*The problem*: Filter the data below for the string "period" and copy each matching line.
__________
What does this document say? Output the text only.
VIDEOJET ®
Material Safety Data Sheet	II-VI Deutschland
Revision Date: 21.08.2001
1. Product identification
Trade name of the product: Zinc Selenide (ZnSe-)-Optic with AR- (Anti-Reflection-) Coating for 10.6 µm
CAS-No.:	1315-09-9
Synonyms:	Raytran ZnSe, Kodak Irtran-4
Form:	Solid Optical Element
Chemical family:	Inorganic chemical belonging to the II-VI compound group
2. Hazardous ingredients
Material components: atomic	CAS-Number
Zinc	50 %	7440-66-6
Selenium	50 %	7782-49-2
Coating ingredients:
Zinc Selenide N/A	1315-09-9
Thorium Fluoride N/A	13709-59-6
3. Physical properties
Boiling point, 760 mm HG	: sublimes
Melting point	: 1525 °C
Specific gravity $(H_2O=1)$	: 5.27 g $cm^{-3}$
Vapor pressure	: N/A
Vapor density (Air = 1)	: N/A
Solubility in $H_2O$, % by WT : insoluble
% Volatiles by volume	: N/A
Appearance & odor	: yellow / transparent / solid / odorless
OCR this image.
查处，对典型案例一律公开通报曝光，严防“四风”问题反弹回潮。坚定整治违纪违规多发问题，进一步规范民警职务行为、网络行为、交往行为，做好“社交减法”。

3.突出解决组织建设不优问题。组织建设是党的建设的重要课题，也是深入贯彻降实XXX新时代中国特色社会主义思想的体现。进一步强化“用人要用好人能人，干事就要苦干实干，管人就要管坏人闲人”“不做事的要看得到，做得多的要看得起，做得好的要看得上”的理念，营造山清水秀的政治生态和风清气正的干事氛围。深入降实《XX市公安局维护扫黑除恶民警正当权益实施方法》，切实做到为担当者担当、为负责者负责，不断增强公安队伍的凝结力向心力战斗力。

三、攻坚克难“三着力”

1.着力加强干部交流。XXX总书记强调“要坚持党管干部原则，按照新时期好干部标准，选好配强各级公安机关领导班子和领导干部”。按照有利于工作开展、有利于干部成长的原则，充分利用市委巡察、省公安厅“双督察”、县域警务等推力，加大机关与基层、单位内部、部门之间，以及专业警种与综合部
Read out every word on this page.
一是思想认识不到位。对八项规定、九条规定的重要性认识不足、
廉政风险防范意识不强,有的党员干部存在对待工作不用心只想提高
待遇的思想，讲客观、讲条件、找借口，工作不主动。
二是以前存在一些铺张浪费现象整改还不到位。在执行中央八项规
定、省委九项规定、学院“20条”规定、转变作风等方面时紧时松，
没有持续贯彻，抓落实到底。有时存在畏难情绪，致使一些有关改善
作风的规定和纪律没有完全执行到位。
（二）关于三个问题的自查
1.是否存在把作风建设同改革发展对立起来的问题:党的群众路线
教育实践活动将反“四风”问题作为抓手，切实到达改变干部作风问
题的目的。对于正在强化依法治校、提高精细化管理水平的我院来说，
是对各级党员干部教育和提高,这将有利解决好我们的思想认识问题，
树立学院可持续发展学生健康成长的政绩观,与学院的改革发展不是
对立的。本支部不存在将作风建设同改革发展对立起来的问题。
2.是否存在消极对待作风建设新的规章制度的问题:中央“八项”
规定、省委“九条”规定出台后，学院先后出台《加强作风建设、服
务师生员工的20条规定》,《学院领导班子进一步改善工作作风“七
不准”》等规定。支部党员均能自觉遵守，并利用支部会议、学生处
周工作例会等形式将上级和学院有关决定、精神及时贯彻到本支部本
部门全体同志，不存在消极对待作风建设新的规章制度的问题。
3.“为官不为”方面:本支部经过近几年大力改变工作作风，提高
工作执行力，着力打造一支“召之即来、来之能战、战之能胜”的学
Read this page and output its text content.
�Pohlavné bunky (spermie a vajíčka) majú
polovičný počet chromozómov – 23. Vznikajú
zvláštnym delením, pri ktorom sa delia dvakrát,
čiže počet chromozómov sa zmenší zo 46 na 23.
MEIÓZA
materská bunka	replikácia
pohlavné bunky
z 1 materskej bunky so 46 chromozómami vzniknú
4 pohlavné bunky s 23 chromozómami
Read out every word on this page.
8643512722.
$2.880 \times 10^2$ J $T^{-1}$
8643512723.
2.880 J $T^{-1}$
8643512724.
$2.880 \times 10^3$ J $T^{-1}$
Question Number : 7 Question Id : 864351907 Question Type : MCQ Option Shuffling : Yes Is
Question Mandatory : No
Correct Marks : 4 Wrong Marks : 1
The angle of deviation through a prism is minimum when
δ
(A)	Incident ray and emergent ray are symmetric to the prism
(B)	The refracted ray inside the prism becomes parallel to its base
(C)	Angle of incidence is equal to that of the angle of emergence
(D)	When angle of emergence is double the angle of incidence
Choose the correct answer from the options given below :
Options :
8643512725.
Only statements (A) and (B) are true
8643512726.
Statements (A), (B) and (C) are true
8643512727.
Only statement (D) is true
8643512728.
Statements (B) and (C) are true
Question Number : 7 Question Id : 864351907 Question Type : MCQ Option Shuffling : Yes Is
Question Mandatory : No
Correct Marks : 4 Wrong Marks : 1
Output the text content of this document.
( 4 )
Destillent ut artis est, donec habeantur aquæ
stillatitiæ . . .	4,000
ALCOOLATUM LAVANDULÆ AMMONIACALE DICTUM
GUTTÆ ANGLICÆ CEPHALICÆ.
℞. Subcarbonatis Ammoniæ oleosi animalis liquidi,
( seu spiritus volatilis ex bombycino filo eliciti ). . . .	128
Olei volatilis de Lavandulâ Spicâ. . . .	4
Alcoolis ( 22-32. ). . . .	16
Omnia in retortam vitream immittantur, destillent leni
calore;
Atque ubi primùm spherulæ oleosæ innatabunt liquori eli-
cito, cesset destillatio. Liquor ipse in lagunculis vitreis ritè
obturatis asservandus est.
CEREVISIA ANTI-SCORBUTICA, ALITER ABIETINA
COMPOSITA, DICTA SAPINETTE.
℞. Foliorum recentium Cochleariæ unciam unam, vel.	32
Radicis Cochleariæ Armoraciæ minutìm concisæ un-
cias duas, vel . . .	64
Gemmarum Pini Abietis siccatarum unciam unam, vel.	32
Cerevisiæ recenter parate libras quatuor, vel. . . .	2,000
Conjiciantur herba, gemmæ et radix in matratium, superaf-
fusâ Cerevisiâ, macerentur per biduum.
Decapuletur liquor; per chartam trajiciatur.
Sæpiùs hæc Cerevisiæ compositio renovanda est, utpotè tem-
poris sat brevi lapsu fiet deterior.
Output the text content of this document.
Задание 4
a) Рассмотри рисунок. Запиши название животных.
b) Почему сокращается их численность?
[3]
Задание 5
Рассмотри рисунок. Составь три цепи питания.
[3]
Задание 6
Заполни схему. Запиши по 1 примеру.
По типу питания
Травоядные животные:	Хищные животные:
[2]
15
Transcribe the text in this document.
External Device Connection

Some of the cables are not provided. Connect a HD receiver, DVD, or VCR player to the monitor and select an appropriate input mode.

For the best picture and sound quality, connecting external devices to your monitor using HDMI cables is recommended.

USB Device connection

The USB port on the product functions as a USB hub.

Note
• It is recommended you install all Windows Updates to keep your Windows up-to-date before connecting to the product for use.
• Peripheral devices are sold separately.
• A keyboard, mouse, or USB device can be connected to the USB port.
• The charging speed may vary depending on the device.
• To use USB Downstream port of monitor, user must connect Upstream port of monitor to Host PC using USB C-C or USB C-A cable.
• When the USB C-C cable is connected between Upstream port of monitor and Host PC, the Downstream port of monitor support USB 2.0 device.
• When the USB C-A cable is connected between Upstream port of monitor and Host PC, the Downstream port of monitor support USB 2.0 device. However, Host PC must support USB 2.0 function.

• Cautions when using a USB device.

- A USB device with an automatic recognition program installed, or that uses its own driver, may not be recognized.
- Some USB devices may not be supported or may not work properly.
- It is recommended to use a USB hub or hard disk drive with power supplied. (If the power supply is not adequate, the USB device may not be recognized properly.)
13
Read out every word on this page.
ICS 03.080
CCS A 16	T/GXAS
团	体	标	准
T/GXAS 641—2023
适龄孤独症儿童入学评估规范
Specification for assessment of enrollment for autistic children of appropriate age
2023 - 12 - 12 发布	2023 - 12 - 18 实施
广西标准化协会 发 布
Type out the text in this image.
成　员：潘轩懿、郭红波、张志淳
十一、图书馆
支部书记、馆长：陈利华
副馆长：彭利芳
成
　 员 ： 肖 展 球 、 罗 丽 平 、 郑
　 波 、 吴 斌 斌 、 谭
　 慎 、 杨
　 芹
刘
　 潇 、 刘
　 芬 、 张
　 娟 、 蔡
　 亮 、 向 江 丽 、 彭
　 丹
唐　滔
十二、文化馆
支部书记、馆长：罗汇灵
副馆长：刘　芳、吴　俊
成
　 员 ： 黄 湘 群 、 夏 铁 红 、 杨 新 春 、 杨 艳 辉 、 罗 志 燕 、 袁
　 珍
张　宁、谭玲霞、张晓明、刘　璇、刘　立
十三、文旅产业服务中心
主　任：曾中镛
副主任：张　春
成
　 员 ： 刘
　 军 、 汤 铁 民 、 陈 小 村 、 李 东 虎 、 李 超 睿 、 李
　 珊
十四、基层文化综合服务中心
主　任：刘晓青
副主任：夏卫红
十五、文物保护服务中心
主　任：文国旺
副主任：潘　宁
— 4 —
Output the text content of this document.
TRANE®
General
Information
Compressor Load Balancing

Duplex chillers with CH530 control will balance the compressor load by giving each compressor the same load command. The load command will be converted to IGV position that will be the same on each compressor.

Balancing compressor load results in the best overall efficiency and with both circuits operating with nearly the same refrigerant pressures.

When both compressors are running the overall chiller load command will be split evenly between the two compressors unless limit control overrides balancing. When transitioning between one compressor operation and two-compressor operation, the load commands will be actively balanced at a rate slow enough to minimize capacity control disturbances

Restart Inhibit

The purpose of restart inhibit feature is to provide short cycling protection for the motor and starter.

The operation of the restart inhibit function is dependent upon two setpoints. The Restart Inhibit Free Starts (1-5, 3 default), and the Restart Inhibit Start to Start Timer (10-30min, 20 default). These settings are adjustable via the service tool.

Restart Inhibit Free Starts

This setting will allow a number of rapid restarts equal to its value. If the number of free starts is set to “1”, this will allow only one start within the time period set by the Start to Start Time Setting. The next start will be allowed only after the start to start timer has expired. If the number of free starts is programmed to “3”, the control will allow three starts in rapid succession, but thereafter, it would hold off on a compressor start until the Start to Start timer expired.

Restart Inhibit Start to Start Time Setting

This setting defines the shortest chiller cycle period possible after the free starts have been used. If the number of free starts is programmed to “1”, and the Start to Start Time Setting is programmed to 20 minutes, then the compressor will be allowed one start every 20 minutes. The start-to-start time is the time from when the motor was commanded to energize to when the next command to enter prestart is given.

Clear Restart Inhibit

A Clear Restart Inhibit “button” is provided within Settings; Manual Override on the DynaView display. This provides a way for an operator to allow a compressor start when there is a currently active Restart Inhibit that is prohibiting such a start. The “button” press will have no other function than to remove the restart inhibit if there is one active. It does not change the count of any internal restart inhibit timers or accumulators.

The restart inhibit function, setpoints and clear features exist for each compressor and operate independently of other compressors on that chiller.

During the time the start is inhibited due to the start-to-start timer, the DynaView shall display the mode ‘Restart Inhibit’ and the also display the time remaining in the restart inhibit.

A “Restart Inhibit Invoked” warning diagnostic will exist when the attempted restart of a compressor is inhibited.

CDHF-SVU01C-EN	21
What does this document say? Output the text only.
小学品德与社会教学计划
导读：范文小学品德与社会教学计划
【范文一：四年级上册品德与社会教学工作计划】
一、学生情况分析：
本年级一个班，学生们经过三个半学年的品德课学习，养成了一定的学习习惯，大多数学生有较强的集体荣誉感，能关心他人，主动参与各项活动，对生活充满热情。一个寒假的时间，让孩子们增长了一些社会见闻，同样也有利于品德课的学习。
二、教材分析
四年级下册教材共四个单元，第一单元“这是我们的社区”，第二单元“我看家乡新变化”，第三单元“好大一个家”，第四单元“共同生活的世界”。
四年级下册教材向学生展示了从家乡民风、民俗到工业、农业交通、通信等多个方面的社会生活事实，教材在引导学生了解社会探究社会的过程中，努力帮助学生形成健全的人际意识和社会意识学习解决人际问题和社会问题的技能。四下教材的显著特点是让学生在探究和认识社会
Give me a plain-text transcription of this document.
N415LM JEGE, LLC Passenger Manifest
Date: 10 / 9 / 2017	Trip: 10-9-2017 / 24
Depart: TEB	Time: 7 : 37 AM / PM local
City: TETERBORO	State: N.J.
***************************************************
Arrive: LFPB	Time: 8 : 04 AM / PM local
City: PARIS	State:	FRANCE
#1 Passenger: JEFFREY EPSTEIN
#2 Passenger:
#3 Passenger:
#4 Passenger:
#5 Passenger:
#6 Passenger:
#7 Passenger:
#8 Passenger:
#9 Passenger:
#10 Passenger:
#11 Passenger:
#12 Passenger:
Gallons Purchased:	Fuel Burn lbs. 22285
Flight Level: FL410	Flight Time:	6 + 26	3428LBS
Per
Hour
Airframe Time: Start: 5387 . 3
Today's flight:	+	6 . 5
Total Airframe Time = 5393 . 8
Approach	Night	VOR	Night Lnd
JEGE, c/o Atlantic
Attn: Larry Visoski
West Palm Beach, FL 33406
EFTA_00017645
__________
*Output for this exercise*:
This setting will allow a number of rapid restarts equal to its value. If the number of free starts is set to “1”, this will allow only one start within the time period set by the Start to Start Time Setting. The next start will be allowed only after the start to start timer has expired. If the number of free starts is programmed to “3”, the control will allow three starts in rapid succession, but thereafter, it would hold off on a compressor start until the Start to Start timer expired.
This setting defines the shortest chiller cycle period possible after the free starts have been used. If the number of free starts is programmed to “1”, and the Start to Start Time Setting is programmed to 20 minutes, then the compressor will be allowed one start every 20 minutes. The start-to-start time is the time from when the motor was commanded to energize to when the next command to enter prestart is given.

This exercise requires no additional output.